▶ **Instructions for the task**: Quote, word for word, every line starting at the line that contains "Read all visible content and emit it as JSON." and ending with the last line of the records; include both of these lines and no others.

▶ **Task inputs**:
+-------+

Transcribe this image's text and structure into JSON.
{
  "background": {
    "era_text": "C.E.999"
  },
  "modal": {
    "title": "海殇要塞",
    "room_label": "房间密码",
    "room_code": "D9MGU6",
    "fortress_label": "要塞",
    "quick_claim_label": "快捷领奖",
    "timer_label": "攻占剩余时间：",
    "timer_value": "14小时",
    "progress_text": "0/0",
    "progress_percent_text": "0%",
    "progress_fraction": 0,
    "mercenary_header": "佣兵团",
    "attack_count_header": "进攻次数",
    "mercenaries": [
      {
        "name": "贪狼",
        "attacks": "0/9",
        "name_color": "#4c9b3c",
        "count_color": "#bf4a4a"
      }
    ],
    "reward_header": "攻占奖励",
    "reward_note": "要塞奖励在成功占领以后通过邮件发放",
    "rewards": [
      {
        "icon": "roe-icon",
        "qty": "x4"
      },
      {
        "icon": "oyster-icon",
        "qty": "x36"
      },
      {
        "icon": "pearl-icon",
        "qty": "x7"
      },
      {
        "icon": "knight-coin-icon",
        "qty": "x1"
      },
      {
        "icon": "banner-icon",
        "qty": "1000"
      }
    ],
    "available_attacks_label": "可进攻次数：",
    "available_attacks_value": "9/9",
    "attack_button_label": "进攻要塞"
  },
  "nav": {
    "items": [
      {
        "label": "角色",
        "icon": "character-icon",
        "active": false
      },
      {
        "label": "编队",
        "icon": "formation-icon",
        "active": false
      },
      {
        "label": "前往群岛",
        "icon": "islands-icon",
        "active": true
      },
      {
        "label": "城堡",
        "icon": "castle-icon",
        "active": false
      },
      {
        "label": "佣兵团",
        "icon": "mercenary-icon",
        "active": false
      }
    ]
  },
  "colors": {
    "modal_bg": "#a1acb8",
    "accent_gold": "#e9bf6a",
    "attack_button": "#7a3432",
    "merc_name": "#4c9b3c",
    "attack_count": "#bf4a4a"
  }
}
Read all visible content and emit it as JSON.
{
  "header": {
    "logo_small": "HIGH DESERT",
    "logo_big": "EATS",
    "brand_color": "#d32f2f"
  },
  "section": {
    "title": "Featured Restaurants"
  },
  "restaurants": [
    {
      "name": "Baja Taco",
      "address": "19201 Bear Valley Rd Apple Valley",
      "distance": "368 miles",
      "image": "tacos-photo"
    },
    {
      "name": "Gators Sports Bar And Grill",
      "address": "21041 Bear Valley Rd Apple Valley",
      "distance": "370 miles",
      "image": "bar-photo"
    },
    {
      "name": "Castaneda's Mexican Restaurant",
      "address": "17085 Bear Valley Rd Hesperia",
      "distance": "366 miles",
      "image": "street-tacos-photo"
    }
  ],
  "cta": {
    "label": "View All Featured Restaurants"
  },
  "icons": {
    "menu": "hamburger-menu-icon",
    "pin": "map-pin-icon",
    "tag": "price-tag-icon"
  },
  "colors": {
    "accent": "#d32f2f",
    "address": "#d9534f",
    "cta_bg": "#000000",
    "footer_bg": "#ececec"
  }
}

+-------+

▶ **Task response**:
Read all visible content and emit it as JSON.
{
  "header": {
    "logo_small": "HIGH DESERT",
    "logo_big": "EATS",
    "brand_color": "#d32f2f"
  },
  "section": {
    "title": "Featured Restaurants"
  },
  "restaurants": [
    {
      "name": "Baja Taco",
      "address": "19201 Bear Valley Rd Apple Valley",
      "distance": "368 miles",
      "image": "tacos-photo"
    },
    {
      "name": "Gators Sports Bar And Grill",
      "address": "21041 Bear Valley Rd Apple Valley",
      "distance": "370 miles",
      "image": "bar-photo"
    },
    {
      "name": "Castaneda's Mexican Restaurant",
      "address": "17085 Bear Valley Rd Hesperia",
      "distance": "366 miles",
      "image": "street-tacos-photo"
    }
  ],
  "cta": {
    "label": "View All Featured Restaurants"
  },
  "icons": {
    "menu": "hamburger-menu-icon",
    "pin": "map-pin-icon",
    "tag": "price-tag-icon"
  },
  "colors": {
    "accent": "#d32f2f",
    "address": "#d9534f",
    "cta_bg": "#000000",
    "footer_bg": "#ececec"
  }
}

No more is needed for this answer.